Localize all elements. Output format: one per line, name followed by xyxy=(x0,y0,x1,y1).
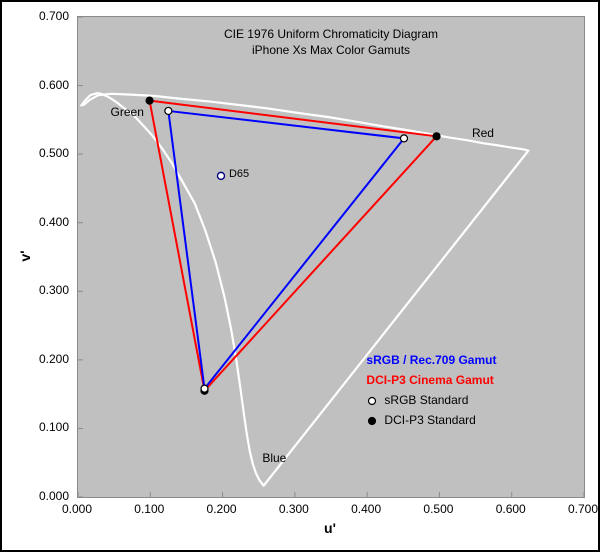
x-tick-label: 0.200 xyxy=(207,502,237,516)
y-tick-label: 0.600 xyxy=(39,78,69,92)
x-axis-title: u' xyxy=(324,520,336,536)
x-tick-label: 0.000 xyxy=(62,502,92,516)
srgb-standard-marker xyxy=(201,385,208,392)
plot-area: CIE 1976 Uniform Chromaticity Diagram iP… xyxy=(77,16,585,498)
chart-frame: CIE 1976 Uniform Chromaticity Diagram iP… xyxy=(0,0,600,552)
d65-marker xyxy=(217,172,224,179)
dcip3-standard-marker xyxy=(433,133,440,140)
y-tick-label: 0.500 xyxy=(39,146,69,160)
chart-title-line2: iPhone Xs Max Color Gamuts xyxy=(252,43,410,57)
green-label: Green xyxy=(111,105,144,119)
y-tick-label: 0.000 xyxy=(39,489,69,503)
dcip3-standard-marker xyxy=(146,97,153,104)
x-tick-label: 0.400 xyxy=(351,502,381,516)
blue-label: Blue xyxy=(262,451,286,465)
d65-label: D65 xyxy=(229,168,249,180)
chromaticity-svg xyxy=(78,17,584,497)
x-tick-label: 0.700 xyxy=(568,502,598,516)
y-tick-label: 0.200 xyxy=(39,352,69,366)
legend-entry-line: sRGB / Rec.709 Gamut xyxy=(366,353,496,367)
srgb-gamut-triangle xyxy=(168,111,404,389)
red-label: Red xyxy=(472,126,494,140)
y-tick-label: 0.700 xyxy=(39,9,69,23)
dcip3-gamut-triangle xyxy=(150,101,437,391)
legend-entry-marker: sRGB Standard xyxy=(366,393,468,407)
y-tick-label: 0.300 xyxy=(39,283,69,297)
x-tick-label: 0.100 xyxy=(134,502,164,516)
y-tick-label: 0.400 xyxy=(39,215,69,229)
srgb-standard-marker xyxy=(165,107,172,114)
legend-entry-line: DCI-P3 Cinema Gamut xyxy=(366,373,493,387)
chart-title-line1: CIE 1976 Uniform Chromaticity Diagram xyxy=(224,27,438,41)
x-tick-label: 0.600 xyxy=(496,502,526,516)
y-axis-title: v' xyxy=(17,250,33,261)
x-tick-label: 0.500 xyxy=(423,502,453,516)
y-tick-label: 0.100 xyxy=(39,420,69,434)
legend-entry-marker: DCI-P3 Standard xyxy=(366,413,475,427)
srgb-standard-marker xyxy=(401,135,408,142)
x-tick-label: 0.300 xyxy=(279,502,309,516)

----------

▶ [Instruction]: Retype all of the rows above word for word, leaving out the picture.

▶ [Complete output]:
Localize all elements. Output format: one per line, name followed by xyxy=(x0,y0,x1,y1).
x-tick-label: 0.200 xyxy=(207,502,237,516)
y-tick-label: 0.600 xyxy=(39,78,69,92)
x-axis-title: u' xyxy=(324,520,336,536)
x-tick-label: 0.000 xyxy=(62,502,92,516)
srgb-standard-marker xyxy=(201,385,208,392)
plot-area: CIE 1976 Uniform Chromaticity Diagram iP… xyxy=(77,16,585,498)
chart-frame: CIE 1976 Uniform Chromaticity Diagram iP… xyxy=(0,0,600,552)
d65-marker xyxy=(217,172,224,179)
dcip3-standard-marker xyxy=(433,133,440,140)
y-tick-label: 0.500 xyxy=(39,146,69,160)
chart-title-line2: iPhone Xs Max Color Gamuts xyxy=(252,43,410,57)
green-label: Green xyxy=(111,105,144,119)
y-tick-label: 0.000 xyxy=(39,489,69,503)
dcip3-standard-marker xyxy=(146,97,153,104)
x-tick-label: 0.400 xyxy=(351,502,381,516)
blue-label: Blue xyxy=(262,451,286,465)
d65-label: D65 xyxy=(229,168,249,180)
chromaticity-svg xyxy=(78,17,584,497)
x-tick-label: 0.700 xyxy=(568,502,598,516)
y-tick-label: 0.200 xyxy=(39,352,69,366)
legend-entry-line: sRGB / Rec.709 Gamut xyxy=(366,353,496,367)
srgb-gamut-triangle xyxy=(168,111,404,389)
red-label: Red xyxy=(472,126,494,140)
y-tick-label: 0.700 xyxy=(39,9,69,23)
dcip3-gamut-triangle xyxy=(150,101,437,391)
legend-entry-marker: sRGB Standard xyxy=(366,393,468,407)
y-tick-label: 0.300 xyxy=(39,283,69,297)
x-tick-label: 0.100 xyxy=(134,502,164,516)
y-tick-label: 0.400 xyxy=(39,215,69,229)
srgb-standard-marker xyxy=(165,107,172,114)
legend-entry-line: DCI-P3 Cinema Gamut xyxy=(366,373,493,387)
chart-title-line1: CIE 1976 Uniform Chromaticity Diagram xyxy=(224,27,438,41)
x-tick-label: 0.600 xyxy=(496,502,526,516)
y-axis-title: v' xyxy=(17,250,33,261)
x-tick-label: 0.500 xyxy=(423,502,453,516)
y-tick-label: 0.100 xyxy=(39,420,69,434)
legend-entry-marker: DCI-P3 Standard xyxy=(366,413,475,427)
srgb-standard-marker xyxy=(401,135,408,142)
x-tick-label: 0.300 xyxy=(279,502,309,516)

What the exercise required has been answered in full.